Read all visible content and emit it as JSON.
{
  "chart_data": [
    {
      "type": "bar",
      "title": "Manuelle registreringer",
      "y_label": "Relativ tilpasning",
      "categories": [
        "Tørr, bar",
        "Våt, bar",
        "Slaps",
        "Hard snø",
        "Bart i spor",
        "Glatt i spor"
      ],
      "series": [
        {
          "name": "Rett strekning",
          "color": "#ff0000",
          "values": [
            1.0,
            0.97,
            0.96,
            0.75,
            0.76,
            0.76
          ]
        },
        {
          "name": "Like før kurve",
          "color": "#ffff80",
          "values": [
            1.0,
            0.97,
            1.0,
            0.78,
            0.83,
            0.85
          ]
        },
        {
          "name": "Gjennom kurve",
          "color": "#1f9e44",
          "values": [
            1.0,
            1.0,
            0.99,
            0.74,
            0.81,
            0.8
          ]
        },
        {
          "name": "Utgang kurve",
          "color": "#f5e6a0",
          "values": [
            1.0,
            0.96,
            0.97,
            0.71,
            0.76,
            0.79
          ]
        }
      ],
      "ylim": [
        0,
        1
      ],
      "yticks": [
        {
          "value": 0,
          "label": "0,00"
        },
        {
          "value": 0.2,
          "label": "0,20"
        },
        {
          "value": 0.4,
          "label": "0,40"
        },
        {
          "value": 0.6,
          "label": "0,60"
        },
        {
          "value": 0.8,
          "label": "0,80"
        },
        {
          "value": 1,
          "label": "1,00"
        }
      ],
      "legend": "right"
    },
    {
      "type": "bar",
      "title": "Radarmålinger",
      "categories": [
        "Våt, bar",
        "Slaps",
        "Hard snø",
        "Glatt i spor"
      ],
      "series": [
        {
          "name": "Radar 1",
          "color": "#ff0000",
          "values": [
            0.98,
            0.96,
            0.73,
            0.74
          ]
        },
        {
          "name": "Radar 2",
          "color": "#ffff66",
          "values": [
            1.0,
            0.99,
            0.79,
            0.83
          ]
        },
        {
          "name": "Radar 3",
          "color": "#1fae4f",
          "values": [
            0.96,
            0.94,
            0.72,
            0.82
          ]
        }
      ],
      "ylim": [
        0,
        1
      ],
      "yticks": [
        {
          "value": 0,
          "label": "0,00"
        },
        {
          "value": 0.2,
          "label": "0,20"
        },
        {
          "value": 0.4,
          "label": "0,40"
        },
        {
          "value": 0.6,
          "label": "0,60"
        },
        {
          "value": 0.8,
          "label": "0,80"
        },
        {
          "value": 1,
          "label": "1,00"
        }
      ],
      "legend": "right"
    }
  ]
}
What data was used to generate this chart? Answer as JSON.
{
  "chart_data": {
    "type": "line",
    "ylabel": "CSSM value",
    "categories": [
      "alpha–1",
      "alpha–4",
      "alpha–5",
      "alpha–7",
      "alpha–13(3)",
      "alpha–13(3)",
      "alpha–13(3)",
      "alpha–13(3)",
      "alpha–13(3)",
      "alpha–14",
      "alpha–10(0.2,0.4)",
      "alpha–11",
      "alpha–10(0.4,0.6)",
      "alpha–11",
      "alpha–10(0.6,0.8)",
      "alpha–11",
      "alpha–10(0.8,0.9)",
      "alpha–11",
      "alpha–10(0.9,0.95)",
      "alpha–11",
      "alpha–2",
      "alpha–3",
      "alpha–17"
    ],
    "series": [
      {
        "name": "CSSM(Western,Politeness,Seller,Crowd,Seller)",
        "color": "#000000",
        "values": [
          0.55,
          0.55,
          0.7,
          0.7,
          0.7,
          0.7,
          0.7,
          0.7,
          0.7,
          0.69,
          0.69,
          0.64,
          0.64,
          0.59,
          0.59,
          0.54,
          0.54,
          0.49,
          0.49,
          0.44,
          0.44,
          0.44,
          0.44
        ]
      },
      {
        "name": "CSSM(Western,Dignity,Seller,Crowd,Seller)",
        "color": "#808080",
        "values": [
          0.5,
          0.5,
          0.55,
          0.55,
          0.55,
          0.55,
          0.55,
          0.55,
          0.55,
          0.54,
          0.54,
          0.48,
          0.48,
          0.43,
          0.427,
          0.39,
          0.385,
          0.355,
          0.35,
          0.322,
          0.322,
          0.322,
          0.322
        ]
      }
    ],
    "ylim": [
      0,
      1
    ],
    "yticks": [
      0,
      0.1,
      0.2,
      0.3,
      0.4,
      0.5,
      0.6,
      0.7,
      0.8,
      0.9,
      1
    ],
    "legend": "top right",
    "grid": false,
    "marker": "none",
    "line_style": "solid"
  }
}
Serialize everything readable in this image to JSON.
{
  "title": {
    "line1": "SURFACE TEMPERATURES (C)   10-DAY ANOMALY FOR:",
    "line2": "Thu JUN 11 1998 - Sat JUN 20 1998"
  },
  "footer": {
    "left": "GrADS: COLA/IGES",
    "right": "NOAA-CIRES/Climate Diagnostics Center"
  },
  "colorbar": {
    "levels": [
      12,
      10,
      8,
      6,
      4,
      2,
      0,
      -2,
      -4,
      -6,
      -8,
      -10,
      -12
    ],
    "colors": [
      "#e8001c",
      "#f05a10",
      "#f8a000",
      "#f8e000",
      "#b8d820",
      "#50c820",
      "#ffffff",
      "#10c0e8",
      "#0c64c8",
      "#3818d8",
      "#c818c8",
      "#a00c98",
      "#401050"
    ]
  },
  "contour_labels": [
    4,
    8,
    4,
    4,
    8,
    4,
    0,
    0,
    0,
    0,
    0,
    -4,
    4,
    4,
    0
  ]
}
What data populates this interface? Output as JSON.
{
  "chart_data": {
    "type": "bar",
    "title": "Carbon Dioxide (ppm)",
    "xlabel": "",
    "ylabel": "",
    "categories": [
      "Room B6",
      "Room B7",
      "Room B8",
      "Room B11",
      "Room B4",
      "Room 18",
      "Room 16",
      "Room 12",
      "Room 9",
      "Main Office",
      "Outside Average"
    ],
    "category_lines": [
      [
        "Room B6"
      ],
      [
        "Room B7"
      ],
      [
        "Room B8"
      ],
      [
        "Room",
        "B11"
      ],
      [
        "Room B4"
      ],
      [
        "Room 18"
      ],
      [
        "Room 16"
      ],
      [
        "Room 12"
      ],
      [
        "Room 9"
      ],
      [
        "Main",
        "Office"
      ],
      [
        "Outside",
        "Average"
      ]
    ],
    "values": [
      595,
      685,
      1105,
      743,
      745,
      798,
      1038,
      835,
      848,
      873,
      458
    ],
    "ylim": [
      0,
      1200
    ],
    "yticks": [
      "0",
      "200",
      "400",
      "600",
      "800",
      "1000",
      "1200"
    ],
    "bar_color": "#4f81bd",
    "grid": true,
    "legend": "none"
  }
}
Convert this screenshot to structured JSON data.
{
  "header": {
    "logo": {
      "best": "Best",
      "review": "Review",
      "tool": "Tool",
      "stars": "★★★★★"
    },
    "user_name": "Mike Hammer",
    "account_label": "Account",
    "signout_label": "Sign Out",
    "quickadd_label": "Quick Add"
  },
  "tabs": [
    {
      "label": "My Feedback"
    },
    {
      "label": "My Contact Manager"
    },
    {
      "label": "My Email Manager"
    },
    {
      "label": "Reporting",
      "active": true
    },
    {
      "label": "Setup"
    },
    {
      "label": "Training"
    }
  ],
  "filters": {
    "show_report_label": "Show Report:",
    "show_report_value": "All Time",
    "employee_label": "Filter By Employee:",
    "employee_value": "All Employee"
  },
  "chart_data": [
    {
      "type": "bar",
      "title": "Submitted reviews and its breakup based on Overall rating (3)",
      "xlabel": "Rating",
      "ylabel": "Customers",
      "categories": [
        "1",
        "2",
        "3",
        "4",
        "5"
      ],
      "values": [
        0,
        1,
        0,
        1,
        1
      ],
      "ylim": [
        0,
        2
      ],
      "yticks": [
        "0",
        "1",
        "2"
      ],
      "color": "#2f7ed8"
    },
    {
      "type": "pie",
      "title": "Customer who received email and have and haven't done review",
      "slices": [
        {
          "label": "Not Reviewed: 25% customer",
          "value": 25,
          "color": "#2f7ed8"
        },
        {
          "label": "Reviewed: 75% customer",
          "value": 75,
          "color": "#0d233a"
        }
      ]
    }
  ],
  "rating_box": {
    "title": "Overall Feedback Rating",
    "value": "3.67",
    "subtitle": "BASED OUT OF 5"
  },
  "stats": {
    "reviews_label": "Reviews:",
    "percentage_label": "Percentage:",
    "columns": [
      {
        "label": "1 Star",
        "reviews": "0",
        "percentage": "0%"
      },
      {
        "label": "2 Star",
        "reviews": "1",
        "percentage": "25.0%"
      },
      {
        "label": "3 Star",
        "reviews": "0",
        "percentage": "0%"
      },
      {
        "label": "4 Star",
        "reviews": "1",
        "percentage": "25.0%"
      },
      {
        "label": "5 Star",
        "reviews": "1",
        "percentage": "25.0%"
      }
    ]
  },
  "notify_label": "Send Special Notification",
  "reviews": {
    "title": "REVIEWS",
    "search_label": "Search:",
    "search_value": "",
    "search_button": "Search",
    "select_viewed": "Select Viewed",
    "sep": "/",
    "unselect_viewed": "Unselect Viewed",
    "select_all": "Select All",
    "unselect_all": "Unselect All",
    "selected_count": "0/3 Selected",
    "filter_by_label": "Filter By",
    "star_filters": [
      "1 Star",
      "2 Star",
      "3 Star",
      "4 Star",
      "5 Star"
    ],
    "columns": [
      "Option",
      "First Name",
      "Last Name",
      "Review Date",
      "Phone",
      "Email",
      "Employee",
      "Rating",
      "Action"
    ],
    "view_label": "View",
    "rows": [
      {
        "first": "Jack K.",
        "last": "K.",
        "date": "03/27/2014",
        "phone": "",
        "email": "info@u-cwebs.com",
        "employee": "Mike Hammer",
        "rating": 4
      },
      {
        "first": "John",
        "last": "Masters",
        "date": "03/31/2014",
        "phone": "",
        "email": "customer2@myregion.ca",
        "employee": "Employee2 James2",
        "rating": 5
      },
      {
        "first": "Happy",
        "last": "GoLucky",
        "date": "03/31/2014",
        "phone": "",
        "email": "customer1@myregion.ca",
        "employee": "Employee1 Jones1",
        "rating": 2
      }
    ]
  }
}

* _YOUR TASK_
Copy each line of the data above that holds "myregion".

* _EXERCISE RESULT_
        "email": "customer2@myregion.ca",
        "email": "customer1@myregion.ca",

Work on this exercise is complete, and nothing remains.